__AIM OF THE TASK__:
Answer with a single number, the count of lines holding the word "うにゃっ".

__DATA ENTRIES__:
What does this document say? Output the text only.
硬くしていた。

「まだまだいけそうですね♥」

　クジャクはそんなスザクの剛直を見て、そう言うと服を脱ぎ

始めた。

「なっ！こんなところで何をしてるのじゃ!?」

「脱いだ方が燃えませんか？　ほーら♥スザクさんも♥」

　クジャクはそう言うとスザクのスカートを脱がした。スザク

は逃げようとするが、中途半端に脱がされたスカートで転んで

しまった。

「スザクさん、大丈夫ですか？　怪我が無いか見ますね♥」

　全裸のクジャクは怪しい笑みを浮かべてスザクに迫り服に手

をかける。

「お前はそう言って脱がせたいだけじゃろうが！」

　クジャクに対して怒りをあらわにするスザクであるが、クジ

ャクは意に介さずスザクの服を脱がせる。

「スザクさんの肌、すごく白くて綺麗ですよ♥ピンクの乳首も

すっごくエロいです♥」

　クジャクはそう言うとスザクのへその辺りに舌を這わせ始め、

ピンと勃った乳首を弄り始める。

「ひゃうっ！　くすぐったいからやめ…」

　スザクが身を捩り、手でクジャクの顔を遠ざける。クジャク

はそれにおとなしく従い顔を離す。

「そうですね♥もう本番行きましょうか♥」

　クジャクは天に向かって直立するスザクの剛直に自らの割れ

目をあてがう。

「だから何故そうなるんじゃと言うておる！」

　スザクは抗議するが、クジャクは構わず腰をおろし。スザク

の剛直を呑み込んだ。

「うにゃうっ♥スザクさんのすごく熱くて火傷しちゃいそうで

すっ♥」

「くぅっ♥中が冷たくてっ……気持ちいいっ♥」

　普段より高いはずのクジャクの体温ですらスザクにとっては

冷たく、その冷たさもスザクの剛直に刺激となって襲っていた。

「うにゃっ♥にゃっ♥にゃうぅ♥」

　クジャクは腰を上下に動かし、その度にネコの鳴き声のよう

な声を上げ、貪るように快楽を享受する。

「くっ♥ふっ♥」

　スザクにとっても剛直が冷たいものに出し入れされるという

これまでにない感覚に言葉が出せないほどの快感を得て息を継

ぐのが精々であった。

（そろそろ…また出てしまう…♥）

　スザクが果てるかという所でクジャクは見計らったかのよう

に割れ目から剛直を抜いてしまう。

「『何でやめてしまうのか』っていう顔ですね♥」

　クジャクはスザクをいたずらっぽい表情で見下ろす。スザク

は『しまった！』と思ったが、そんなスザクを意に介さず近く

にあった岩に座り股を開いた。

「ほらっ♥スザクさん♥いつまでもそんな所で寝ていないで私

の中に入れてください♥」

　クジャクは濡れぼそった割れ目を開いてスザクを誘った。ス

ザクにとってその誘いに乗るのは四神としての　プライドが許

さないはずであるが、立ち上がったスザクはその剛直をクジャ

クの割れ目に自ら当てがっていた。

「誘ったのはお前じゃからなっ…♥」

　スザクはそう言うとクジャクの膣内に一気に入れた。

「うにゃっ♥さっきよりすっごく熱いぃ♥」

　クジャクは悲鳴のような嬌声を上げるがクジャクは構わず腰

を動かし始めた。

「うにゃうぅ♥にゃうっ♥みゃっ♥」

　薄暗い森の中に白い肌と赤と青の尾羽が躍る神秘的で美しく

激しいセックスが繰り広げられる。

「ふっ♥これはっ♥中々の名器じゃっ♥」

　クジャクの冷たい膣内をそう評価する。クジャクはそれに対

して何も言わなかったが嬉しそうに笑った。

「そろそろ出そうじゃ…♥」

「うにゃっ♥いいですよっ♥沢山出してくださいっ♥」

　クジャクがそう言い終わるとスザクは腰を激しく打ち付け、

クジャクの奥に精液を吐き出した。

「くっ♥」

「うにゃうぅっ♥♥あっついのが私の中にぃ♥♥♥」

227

__RESPONSE TO THIS TASK__:
3